[Work required]:
Can you output the records below exactly as they are written?
■ ■ ■
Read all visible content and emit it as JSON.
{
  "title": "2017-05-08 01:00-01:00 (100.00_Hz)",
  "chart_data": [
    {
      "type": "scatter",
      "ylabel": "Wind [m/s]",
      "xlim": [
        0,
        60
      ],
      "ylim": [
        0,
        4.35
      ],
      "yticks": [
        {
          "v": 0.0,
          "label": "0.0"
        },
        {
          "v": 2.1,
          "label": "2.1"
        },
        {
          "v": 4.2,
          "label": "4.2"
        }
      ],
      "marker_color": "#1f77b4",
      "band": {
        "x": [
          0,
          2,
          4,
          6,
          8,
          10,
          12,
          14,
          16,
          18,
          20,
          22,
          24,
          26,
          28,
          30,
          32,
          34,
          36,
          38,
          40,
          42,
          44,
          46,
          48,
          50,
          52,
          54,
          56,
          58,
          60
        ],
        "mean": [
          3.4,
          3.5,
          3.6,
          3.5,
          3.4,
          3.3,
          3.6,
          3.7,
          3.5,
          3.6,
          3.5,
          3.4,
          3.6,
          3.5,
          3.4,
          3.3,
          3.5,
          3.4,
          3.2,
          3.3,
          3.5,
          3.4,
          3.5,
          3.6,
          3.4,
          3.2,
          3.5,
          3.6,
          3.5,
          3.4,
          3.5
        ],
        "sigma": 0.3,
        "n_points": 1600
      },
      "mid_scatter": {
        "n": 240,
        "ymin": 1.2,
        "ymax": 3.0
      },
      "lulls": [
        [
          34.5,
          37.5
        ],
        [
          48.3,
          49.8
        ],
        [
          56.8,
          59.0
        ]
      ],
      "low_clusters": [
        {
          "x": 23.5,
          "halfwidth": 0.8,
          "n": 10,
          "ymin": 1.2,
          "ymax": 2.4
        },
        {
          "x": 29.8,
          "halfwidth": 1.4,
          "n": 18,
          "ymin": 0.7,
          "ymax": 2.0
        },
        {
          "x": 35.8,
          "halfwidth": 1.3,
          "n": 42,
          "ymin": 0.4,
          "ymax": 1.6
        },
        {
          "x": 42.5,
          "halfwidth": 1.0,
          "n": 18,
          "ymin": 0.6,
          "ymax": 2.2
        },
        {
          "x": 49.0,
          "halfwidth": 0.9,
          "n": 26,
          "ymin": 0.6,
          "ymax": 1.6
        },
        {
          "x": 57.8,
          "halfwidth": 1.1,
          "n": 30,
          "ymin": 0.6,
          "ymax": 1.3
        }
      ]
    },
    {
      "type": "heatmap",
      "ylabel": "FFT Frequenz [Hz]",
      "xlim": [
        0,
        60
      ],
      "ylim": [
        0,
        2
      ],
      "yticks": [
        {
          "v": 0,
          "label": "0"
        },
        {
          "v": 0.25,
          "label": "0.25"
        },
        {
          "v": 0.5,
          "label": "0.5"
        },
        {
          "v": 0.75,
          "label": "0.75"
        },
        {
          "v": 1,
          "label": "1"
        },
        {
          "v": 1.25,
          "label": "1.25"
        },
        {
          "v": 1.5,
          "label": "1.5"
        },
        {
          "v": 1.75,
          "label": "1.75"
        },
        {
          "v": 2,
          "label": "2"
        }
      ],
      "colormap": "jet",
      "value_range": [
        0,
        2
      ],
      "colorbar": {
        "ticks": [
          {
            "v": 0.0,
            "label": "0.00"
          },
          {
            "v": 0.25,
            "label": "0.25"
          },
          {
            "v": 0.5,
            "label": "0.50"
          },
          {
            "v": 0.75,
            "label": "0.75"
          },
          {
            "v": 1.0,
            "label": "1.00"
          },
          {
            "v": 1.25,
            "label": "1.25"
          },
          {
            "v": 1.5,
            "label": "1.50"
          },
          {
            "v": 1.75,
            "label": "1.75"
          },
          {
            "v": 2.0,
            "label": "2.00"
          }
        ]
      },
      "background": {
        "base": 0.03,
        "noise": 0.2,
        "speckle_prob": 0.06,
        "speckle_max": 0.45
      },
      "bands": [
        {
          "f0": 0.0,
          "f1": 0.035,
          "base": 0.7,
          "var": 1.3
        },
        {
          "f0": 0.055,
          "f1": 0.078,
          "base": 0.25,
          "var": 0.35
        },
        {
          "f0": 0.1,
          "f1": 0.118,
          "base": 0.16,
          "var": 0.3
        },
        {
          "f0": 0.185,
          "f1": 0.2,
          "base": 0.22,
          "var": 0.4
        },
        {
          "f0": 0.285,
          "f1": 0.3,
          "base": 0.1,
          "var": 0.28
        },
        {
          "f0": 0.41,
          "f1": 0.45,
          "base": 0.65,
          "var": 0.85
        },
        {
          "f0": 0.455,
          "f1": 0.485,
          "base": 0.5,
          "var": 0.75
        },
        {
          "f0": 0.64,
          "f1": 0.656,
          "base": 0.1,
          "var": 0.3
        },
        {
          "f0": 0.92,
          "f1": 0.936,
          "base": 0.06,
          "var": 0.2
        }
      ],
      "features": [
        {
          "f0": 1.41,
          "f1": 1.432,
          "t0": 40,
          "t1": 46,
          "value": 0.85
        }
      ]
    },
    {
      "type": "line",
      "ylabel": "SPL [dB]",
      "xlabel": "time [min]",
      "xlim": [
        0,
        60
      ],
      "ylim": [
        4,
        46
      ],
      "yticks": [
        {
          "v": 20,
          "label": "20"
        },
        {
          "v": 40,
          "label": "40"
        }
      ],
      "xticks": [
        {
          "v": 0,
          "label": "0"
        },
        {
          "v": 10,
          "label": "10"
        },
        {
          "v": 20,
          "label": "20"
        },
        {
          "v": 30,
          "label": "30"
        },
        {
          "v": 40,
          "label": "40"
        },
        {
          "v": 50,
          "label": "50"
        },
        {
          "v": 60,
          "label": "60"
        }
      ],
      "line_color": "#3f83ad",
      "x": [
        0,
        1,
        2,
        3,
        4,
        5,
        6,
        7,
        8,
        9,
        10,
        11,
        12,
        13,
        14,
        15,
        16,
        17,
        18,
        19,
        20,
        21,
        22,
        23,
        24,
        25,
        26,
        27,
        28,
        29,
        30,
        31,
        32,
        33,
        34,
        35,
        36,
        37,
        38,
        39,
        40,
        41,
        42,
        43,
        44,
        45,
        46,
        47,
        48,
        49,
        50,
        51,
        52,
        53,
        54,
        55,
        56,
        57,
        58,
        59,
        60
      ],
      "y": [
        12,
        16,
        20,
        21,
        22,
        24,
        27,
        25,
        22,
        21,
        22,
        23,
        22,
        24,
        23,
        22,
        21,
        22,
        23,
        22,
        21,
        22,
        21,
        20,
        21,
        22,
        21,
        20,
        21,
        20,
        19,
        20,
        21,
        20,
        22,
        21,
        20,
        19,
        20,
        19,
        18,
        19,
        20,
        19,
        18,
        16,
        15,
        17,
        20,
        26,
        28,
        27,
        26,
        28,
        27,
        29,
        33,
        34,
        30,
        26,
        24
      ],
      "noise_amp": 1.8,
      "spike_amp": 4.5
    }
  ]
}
■ ■ ■
[The completed task]:
Read all visible content and emit it as JSON.
{
  "title": "2017-05-08 01:00-01:00 (100.00_Hz)",
  "chart_data": [
    {
      "type": "scatter",
      "ylabel": "Wind [m/s]",
      "xlim": [
        0,
        60
      ],
      "ylim": [
        0,
        4.35
      ],
      "yticks": [
        {
          "v": 0.0,
          "label": "0.0"
        },
        {
          "v": 2.1,
          "label": "2.1"
        },
        {
          "v": 4.2,
          "label": "4.2"
        }
      ],
      "marker_color": "#1f77b4",
      "band": {
        "x": [
          0,
          2,
          4,
          6,
          8,
          10,
          12,
          14,
          16,
          18,
          20,
          22,
          24,
          26,
          28,
          30,
          32,
          34,
          36,
          38,
          40,
          42,
          44,
          46,
          48,
          50,
          52,
          54,
          56,
          58,
          60
        ],
        "mean": [
          3.4,
          3.5,
          3.6,
          3.5,
          3.4,
          3.3,
          3.6,
          3.7,
          3.5,
          3.6,
          3.5,
          3.4,
          3.6,
          3.5,
          3.4,
          3.3,
          3.5,
          3.4,
          3.2,
          3.3,
          3.5,
          3.4,
          3.5,
          3.6,
          3.4,
          3.2,
          3.5,
          3.6,
          3.5,
          3.4,
          3.5
        ],
        "sigma": 0.3,
        "n_points": 1600
      },
      "mid_scatter": {
        "n": 240,
        "ymin": 1.2,
        "ymax": 3.0
      },
      "lulls": [
        [
          34.5,
          37.5
        ],
        [
          48.3,
          49.8
        ],
        [
          56.8,
          59.0
        ]
      ],
      "low_clusters": [
        {
          "x": 23.5,
          "halfwidth": 0.8,
          "n": 10,
          "ymin": 1.2,
          "ymax": 2.4
        },
        {
          "x": 29.8,
          "halfwidth": 1.4,
          "n": 18,
          "ymin": 0.7,
          "ymax": 2.0
        },
        {
          "x": 35.8,
          "halfwidth": 1.3,
          "n": 42,
          "ymin": 0.4,
          "ymax": 1.6
        },
        {
          "x": 42.5,
          "halfwidth": 1.0,
          "n": 18,
          "ymin": 0.6,
          "ymax": 2.2
        },
        {
          "x": 49.0,
          "halfwidth": 0.9,
          "n": 26,
          "ymin": 0.6,
          "ymax": 1.6
        },
        {
          "x": 57.8,
          "halfwidth": 1.1,
          "n": 30,
          "ymin": 0.6,
          "ymax": 1.3
        }
      ]
    },
    {
      "type": "heatmap",
      "ylabel": "FFT Frequenz [Hz]",
      "xlim": [
        0,
        60
      ],
      "ylim": [
        0,
        2
      ],
      "yticks": [
        {
          "v": 0,
          "label": "0"
        },
        {
          "v": 0.25,
          "label": "0.25"
        },
        {
          "v": 0.5,
          "label": "0.5"
        },
        {
          "v": 0.75,
          "label": "0.75"
        },
        {
          "v": 1,
          "label": "1"
        },
        {
          "v": 1.25,
          "label": "1.25"
        },
        {
          "v": 1.5,
          "label": "1.5"
        },
        {
          "v": 1.75,
          "label": "1.75"
        },
        {
          "v": 2,
          "label": "2"
        }
      ],
      "colormap": "jet",
      "value_range": [
        0,
        2
      ],
      "colorbar": {
        "ticks": [
          {
            "v": 0.0,
            "label": "0.00"
          },
          {
            "v": 0.25,
            "label": "0.25"
          },
          {
            "v": 0.5,
            "label": "0.50"
          },
          {
            "v": 0.75,
            "label": "0.75"
          },
          {
            "v": 1.0,
            "label": "1.00"
          },
          {
            "v": 1.25,
            "label": "1.25"
          },
          {
            "v": 1.5,
            "label": "1.50"
          },
          {
            "v": 1.75,
            "label": "1.75"
          },
          {
            "v": 2.0,
            "label": "2.00"
          }
        ]
      },
      "background": {
        "base": 0.03,
        "noise": 0.2,
        "speckle_prob": 0.06,
        "speckle_max": 0.45
      },
      "bands": [
        {
          "f0": 0.0,
          "f1": 0.035,
          "base": 0.7,
          "var": 1.3
        },
        {
          "f0": 0.055,
          "f1": 0.078,
          "base": 0.25,
          "var": 0.35
        },
        {
          "f0": 0.1,
          "f1": 0.118,
          "base": 0.16,
          "var": 0.3
        },
        {
          "f0": 0.185,
          "f1": 0.2,
          "base": 0.22,
          "var": 0.4
        },
        {
          "f0": 0.285,
          "f1": 0.3,
          "base": 0.1,
          "var": 0.28
        },
        {
          "f0": 0.41,
          "f1": 0.45,
          "base": 0.65,
          "var": 0.85
        },
        {
          "f0": 0.455,
          "f1": 0.485,
          "base": 0.5,
          "var": 0.75
        },
        {
          "f0": 0.64,
          "f1": 0.656,
          "base": 0.1,
          "var": 0.3
        },
        {
          "f0": 0.92,
          "f1": 0.936,
          "base": 0.06,
          "var": 0.2
        }
      ],
      "features": [
        {
          "f0": 1.41,
          "f1": 1.432,
          "t0": 40,
          "t1": 46,
          "value": 0.85
        }
      ]
    },
    {
      "type": "line",
      "ylabel": "SPL [dB]",
      "xlabel": "time [min]",
      "xlim": [
        0,
        60
      ],
      "ylim": [
        4,
        46
      ],
      "yticks": [
        {
          "v": 20,
          "label": "20"
        },
        {
          "v": 40,
          "label": "40"
        }
      ],
      "xticks": [
        {
          "v": 0,
          "label": "0"
        },
        {
          "v": 10,
          "label": "10"
        },
        {
          "v": 20,
          "label": "20"
        },
        {
          "v": 30,
          "label": "30"
        },
        {
          "v": 40,
          "label": "40"
        },
        {
          "v": 50,
          "label": "50"
        },
        {
          "v": 60,
          "label": "60"
        }
      ],
      "line_color": "#3f83ad",
      "x": [
        0,
        1,
        2,
        3,
        4,
        5,
        6,
        7,
        8,
        9,
        10,
        11,
        12,
        13,
        14,
        15,
        16,
        17,
        18,
        19,
        20,
        21,
        22,
        23,
        24,
        25,
        26,
        27,
        28,
        29,
        30,
        31,
        32,
        33,
        34,
        35,
        36,
        37,
        38,
        39,
        40,
        41,
        42,
        43,
        44,
        45,
        46,
        47,
        48,
        49,
        50,
        51,
        52,
        53,
        54,
        55,
        56,
        57,
        58,
        59,
        60
      ],
      "y": [
        12,
        16,
        20,
        21,
        22,
        24,
        27,
        25,
        22,
        21,
        22,
        23,
        22,
        24,
        23,
        22,
        21,
        22,
        23,
        22,
        21,
        22,
        21,
        20,
        21,
        22,
        21,
        20,
        21,
        20,
        19,
        20,
        21,
        20,
        22,
        21,
        20,
        19,
        20,
        19,
        18,
        19,
        20,
        19,
        18,
        16,
        15,
        17,
        20,
        26,
        28,
        27,
        26,
        28,
        27,
        29,
        33,
        34,
        30,
        26,
        24
      ],
      "noise_amp": 1.8,
      "spike_amp": 4.5
    }
  ]
}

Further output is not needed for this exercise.